== EXERCISE AIM ==
Write out all the data again, exactly as it stands.

Begin LISTED ENTRIES

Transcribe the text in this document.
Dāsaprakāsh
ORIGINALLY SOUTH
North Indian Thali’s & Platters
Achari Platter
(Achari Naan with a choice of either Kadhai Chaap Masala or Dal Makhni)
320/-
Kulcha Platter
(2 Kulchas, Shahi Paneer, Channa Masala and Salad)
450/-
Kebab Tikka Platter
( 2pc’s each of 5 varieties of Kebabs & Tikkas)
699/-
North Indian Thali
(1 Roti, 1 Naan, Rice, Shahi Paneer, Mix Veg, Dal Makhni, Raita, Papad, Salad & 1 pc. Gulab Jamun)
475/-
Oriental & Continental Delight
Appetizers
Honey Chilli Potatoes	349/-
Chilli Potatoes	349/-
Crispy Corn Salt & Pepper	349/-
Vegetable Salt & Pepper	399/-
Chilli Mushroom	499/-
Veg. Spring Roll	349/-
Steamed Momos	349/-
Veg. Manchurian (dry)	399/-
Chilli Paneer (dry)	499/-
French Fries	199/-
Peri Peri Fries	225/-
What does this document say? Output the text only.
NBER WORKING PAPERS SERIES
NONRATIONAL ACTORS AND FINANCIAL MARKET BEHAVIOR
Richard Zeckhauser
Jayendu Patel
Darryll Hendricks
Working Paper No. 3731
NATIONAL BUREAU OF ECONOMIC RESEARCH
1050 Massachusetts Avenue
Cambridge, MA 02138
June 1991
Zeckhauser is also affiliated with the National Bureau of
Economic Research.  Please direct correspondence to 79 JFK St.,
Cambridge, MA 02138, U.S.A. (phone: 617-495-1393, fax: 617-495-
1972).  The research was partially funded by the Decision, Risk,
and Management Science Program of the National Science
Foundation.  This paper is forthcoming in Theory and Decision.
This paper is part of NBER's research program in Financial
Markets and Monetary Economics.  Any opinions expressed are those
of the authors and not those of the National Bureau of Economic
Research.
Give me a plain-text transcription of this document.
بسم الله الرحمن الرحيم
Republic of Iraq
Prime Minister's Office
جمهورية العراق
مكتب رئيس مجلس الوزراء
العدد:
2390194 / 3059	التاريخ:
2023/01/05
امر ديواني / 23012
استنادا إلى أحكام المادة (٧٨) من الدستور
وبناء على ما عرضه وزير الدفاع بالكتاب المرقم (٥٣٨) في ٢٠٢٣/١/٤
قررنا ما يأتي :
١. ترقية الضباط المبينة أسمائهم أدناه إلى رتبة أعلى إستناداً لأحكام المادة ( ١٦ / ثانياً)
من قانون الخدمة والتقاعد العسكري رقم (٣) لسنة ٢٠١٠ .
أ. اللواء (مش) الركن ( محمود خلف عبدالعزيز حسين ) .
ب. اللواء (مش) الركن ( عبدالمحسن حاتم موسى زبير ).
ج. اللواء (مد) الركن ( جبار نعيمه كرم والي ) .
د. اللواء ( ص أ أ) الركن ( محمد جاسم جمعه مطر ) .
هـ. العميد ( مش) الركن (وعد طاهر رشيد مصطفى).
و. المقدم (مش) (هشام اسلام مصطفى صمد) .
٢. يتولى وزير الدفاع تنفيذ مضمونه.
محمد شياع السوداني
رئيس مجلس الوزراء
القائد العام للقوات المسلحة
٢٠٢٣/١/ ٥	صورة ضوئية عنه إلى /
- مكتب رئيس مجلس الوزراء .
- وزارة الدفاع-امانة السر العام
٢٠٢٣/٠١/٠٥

End LISTED ENTRIES

== TASK RESULT ==
Transcribe the text in this document.
Dāsaprakāsh
ORIGINALLY SOUTH
North Indian Thali’s & Platters
Achari Platter
(Achari Naan with a choice of either Kadhai Chaap Masala or Dal Makhni)
320/-
Kulcha Platter
(2 Kulchas, Shahi Paneer, Channa Masala and Salad)
450/-
Kebab Tikka Platter
( 2pc’s each of 5 varieties of Kebabs & Tikkas)
699/-
North Indian Thali
(1 Roti, 1 Naan, Rice, Shahi Paneer, Mix Veg, Dal Makhni, Raita, Papad, Salad & 1 pc. Gulab Jamun)
475/-
Oriental & Continental Delight
Appetizers
Honey Chilli Potatoes	349/-
Chilli Potatoes	349/-
Crispy Corn Salt & Pepper	349/-
Vegetable Salt & Pepper	399/-
Chilli Mushroom	499/-
Veg. Spring Roll	349/-
Steamed Momos	349/-
Veg. Manchurian (dry)	399/-
Chilli Paneer (dry)	499/-
French Fries	199/-
Peri Peri Fries	225/-
What does this document say? Output the text only.
NBER WORKING PAPERS SERIES
NONRATIONAL ACTORS AND FINANCIAL MARKET BEHAVIOR
Richard Zeckhauser
Jayendu Patel
Darryll Hendricks
Working Paper No. 3731
NATIONAL BUREAU OF ECONOMIC RESEARCH
1050 Massachusetts Avenue
Cambridge, MA 02138
June 1991
Zeckhauser is also affiliated with the National Bureau of
Economic Research.  Please direct correspondence to 79 JFK St.,
Cambridge, MA 02138, U.S.A. (phone: 617-495-1393, fax: 617-495-
1972).  The research was partially funded by the Decision, Risk,
and Management Science Program of the National Science
Foundation.  This paper is forthcoming in Theory and Decision.
This paper is part of NBER's research program in Financial
Markets and Monetary Economics.  Any opinions expressed are those
of the authors and not those of the National Bureau of Economic
Research.
Give me a plain-text transcription of this document.
بسم الله الرحمن الرحيم
Republic of Iraq
Prime Minister's Office
جمهورية العراق
مكتب رئيس مجلس الوزراء
العدد:
2390194 / 3059	التاريخ:
2023/01/05
امر ديواني / 23012
استنادا إلى أحكام المادة (٧٨) من الدستور
وبناء على ما عرضه وزير الدفاع بالكتاب المرقم (٥٣٨) في ٢٠٢٣/١/٤
قررنا ما يأتي :
١. ترقية الضباط المبينة أسمائهم أدناه إلى رتبة أعلى إستناداً لأحكام المادة ( ١٦ / ثانياً)
من قانون الخدمة والتقاعد العسكري رقم (٣) لسنة ٢٠١٠ .
أ. اللواء (مش) الركن ( محمود خلف عبدالعزيز حسين ) .
ب. اللواء (مش) الركن ( عبدالمحسن حاتم موسى زبير ).
ج. اللواء (مد) الركن ( جبار نعيمه كرم والي ) .
د. اللواء ( ص أ أ) الركن ( محمد جاسم جمعه مطر ) .
هـ. العميد ( مش) الركن (وعد طاهر رشيد مصطفى).
و. المقدم (مش) (هشام اسلام مصطفى صمد) .
٢. يتولى وزير الدفاع تنفيذ مضمونه.
محمد شياع السوداني
رئيس مجلس الوزراء
القائد العام للقوات المسلحة
٢٠٢٣/١/ ٥	صورة ضوئية عنه إلى /
- مكتب رئيس مجلس الوزراء .
- وزارة الدفاع-امانة السر العام
٢٠٢٣/٠١/٠٥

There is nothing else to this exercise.